**Short task**:
Please quote every line word for word.

— BEGIN Data to use —

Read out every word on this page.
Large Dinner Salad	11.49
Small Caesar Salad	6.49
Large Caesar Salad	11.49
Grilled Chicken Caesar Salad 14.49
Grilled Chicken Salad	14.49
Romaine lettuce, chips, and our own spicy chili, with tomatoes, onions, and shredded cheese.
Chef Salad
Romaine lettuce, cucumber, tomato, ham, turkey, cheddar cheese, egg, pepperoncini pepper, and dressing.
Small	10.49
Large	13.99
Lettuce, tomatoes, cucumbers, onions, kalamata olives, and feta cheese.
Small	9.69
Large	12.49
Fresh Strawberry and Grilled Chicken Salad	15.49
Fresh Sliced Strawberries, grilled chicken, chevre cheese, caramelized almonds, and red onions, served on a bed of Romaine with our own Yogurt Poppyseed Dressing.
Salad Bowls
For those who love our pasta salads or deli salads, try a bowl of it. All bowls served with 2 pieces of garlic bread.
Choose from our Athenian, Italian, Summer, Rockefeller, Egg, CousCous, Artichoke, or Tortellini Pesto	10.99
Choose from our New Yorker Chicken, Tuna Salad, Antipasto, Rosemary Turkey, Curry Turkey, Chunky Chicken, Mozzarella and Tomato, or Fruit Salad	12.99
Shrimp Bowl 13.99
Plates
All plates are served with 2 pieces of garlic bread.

— END Data to use —

**Task answer**:
Read out every word on this page.
Large Dinner Salad	11.49
Small Caesar Salad	6.49
Large Caesar Salad	11.49
Grilled Chicken Caesar Salad 14.49
Grilled Chicken Salad	14.49
Romaine lettuce, chips, and our own spicy chili, with tomatoes, onions, and shredded cheese.
Chef Salad
Romaine lettuce, cucumber, tomato, ham, turkey, cheddar cheese, egg, pepperoncini pepper, and dressing.
Small	10.49
Large	13.99
Lettuce, tomatoes, cucumbers, onions, kalamata olives, and feta cheese.
Small	9.69
Large	12.49
Fresh Strawberry and Grilled Chicken Salad	15.49
Fresh Sliced Strawberries, grilled chicken, chevre cheese, caramelized almonds, and red onions, served on a bed of Romaine with our own Yogurt Poppyseed Dressing.
Salad Bowls
For those who love our pasta salads or deli salads, try a bowl of it. All bowls served with 2 pieces of garlic bread.
Choose from our Athenian, Italian, Summer, Rockefeller, Egg, CousCous, Artichoke, or Tortellini Pesto	10.99
Choose from our New Yorker Chicken, Tuna Salad, Antipasto, Rosemary Turkey, Curry Turkey, Chunky Chicken, Mozzarella and Tomato, or Fruit Salad	12.99
Shrimp Bowl 13.99
Plates
All plates are served with 2 pieces of garlic bread.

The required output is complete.